» **EXERCISE INSTRUCTIONS**: Pick out all lines of the entries that include the word "Apps" and copy them.

-- BEGIN --

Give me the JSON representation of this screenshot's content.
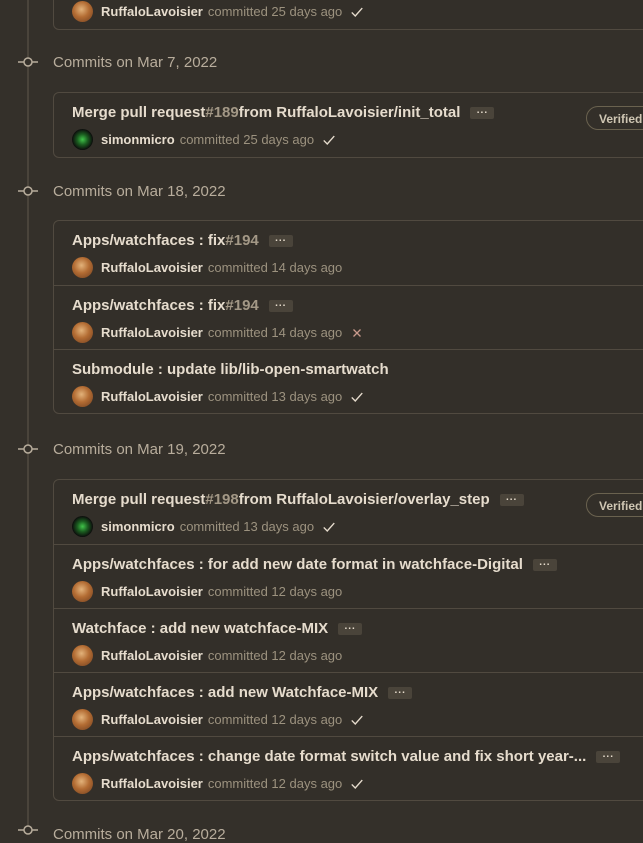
{
  "top": {
    "author": "RuffaloLavoisier",
    "action": "committed 25 days ago",
    "status": "success"
  },
  "groups": [
    {
      "title": "Commits on Mar 7, 2022",
      "commits": [
        {
          "message": "Merge pull request ",
          "pr": "#189",
          "message_tail": " from RuffaloLavoisier/init_total",
          "author": "simonmicro",
          "action": "committed 25 days ago",
          "status": "success",
          "verified": "Verified"
        }
      ]
    },
    {
      "title": "Commits on Mar 18, 2022",
      "commits": [
        {
          "message": "Apps/watchfaces : fix ",
          "pr": "#194",
          "author": "RuffaloLavoisier",
          "action": "committed 14 days ago"
        },
        {
          "message": "Apps/watchfaces : fix ",
          "pr": "#194",
          "author": "RuffaloLavoisier",
          "action": "committed 14 days ago",
          "status": "failure"
        },
        {
          "message": "Submodule : update lib/lib-open-smartwatch",
          "author": "RuffaloLavoisier",
          "action": "committed 13 days ago",
          "status": "success"
        }
      ]
    },
    {
      "title": "Commits on Mar 19, 2022",
      "commits": [
        {
          "message": "Merge pull request ",
          "pr": "#198",
          "message_tail": " from RuffaloLavoisier/overlay_step",
          "author": "simonmicro",
          "action": "committed 13 days ago",
          "status": "success",
          "verified": "Verified"
        },
        {
          "message": "Apps/watchfaces : for add new date format in watchface-Digital",
          "author": "RuffaloLavoisier",
          "action": "committed 12 days ago"
        },
        {
          "message": "Watchface : add new watchface-MIX",
          "author": "RuffaloLavoisier",
          "action": "committed 12 days ago"
        },
        {
          "message": "Apps/watchfaces : add new Watchface-MIX",
          "author": "RuffaloLavoisier",
          "action": "committed 12 days ago",
          "status": "success"
        },
        {
          "message": "Apps/watchfaces : change date format switch value and fix short year-...",
          "author": "RuffaloLavoisier",
          "action": "committed 12 days ago",
          "status": "success"
        }
      ]
    }
  ],
  "bottom_partial_title": "Commits on Mar 20, 2022",
  "colors": {
    "background": "#34302a",
    "border": "#514a40",
    "success": "#e6dccd",
    "failure": "#c99a8c"
  }
}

-- END --

» **TASK OUTPUT**:
          "message": "Apps/watchfaces : fix ",
          "message": "Apps/watchfaces : fix ",
          "message": "Apps/watchfaces : for add new date format in watchface-Digital",
          "message": "Apps/watchfaces : add new Watchface-MIX",
          "message": "Apps/watchfaces : change date format switch value and fix short year-...",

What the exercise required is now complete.